#### Extrait fourni ####

J’avais accepté l’idée que le livre était perdu, quand à ma grande surprise, j’ai été nominé, successivement, pour le prix Renaudot, puis le Médicis. J’ai alors pensé qu’un roman 1. paru en mars, 2. d’un auteur illustrement inconnu 3. Remarqué cependant pas Besson, titillerait la curiosité d’un journaliste se demandant d’où pouvait bien sortir cet outsider.

Quand j’ai été éliminé du Médicis, mais gardé, après le 2eme tour, dans la course au Renaudot. Je me suis dis qu’il fallait faire quelque chose d’inédit.

Pour moi, les prix servent à mettre en lumière un certain nombre de livres, le gagnant importe, mais avant il y a eu une place pour les autres, normalement.… Je me sentais comme un joueur sélectionné en équipe de France, mais sans qui n’aurait pas droit à sa vignette Panini…

Je n’ai aucun réseau, aucun passé dans ce milieu, je n’avais pas beaucoup d’option. J’ai imaginé cette bouteille à la mer, une petite annonce minimale et ironique dans un support national, que je paierais, puisqu’on ne m’offrait ni  espace ni écho.

 

Pensez que c’est le sujet du livre qui freine l’envie des journalistes d’en parler ?

#### Données étudiées ####

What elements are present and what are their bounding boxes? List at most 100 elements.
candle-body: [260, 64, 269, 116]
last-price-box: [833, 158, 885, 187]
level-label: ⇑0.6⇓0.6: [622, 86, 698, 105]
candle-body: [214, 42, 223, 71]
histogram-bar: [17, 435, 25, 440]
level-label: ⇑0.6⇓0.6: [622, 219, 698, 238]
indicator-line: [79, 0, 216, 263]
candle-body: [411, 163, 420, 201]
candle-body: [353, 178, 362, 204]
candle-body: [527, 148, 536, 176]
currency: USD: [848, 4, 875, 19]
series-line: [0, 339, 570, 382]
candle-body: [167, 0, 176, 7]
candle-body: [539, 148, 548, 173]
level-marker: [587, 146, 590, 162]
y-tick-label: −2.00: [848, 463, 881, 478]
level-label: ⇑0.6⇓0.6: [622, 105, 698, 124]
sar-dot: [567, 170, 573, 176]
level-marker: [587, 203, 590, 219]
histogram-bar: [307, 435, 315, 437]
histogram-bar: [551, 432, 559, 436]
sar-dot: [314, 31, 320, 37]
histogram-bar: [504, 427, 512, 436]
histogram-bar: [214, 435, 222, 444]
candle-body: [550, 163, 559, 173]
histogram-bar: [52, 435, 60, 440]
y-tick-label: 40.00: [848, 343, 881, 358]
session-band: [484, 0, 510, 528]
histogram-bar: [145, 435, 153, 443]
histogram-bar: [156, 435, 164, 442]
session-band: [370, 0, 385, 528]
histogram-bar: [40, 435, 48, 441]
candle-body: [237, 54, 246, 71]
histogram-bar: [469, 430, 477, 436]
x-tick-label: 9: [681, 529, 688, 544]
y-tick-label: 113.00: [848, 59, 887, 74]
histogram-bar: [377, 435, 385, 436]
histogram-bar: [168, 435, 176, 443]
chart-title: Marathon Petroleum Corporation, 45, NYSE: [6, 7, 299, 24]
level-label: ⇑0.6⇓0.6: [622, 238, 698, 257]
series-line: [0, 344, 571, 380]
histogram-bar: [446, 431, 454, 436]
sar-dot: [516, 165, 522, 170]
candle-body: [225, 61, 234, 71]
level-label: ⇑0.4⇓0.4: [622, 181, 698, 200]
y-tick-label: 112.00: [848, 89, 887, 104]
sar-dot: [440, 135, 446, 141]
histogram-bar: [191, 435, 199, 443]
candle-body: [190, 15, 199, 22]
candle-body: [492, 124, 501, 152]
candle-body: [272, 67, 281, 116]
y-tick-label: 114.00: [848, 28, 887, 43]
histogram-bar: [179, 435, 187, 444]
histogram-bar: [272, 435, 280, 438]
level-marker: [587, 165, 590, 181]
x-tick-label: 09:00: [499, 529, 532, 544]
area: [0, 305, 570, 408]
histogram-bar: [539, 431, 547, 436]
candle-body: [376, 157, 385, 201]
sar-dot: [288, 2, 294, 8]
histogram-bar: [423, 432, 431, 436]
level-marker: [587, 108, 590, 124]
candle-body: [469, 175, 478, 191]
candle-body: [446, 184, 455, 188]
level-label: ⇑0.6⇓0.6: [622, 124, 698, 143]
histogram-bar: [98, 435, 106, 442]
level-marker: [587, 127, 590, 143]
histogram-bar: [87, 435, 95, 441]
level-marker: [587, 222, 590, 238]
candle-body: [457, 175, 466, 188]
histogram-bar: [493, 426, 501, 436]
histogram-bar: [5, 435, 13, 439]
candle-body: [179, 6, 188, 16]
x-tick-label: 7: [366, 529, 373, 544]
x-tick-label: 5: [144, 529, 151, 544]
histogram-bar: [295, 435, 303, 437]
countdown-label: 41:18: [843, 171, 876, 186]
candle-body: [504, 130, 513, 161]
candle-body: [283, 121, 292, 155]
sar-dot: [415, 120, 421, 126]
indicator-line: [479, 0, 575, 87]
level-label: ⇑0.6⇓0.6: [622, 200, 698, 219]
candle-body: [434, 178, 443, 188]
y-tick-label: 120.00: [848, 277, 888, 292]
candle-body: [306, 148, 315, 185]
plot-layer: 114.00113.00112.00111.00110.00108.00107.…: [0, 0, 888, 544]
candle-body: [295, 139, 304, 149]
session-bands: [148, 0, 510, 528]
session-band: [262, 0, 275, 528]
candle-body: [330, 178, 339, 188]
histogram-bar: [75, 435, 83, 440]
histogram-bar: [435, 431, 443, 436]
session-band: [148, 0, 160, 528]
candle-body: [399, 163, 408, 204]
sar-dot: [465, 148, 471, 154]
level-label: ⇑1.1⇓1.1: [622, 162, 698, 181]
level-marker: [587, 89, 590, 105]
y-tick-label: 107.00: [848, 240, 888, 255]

####

### Mise en pratique
a. Veuillez recopier le passage de l'extrait qui va de « J’avais accepté l’idée » jusqu'à « quelque chose d’inédit. » inclus, en renommant « Renaudot » en « Goncourt ».
b. Répondez aux questions suivantes d'après l'extrait.
(i) En quel mois le roman est-il paru ?
(ii) De quel prix l'auteur a-t-il été éliminé ?
(iii) Qu'est-ce que l'auteur a imaginé de publier dans un support national ?
Les lignes n'ont aucun lien avec l'extrait.

### Corrigé des activités
a.
J’avais accepté l’idée que le livre était perdu, quand à ma grande surprise, j’ai été nominé, successivement, pour le prix Goncourt, puis le Médicis. J’ai alors pensé qu’un roman 1. paru en mars, 2. d’un auteur illustrement inconnu 3. Remarqué cependant pas Besson, titillerait la curiosité d’un journaliste se demandant d’où pouvait bien sortir cet outsider.

Quand j’ai été éliminé du Médicis, mais gardé, après le 2eme tour, dans la course au Goncourt. Je me suis dis qu’il fallait faire quelque chose d’inédit.

b.
(i) En mars.
(ii) Du Médicis.
(iii) Une petite annonce minimale et ironique, qu'il paierait lui-même.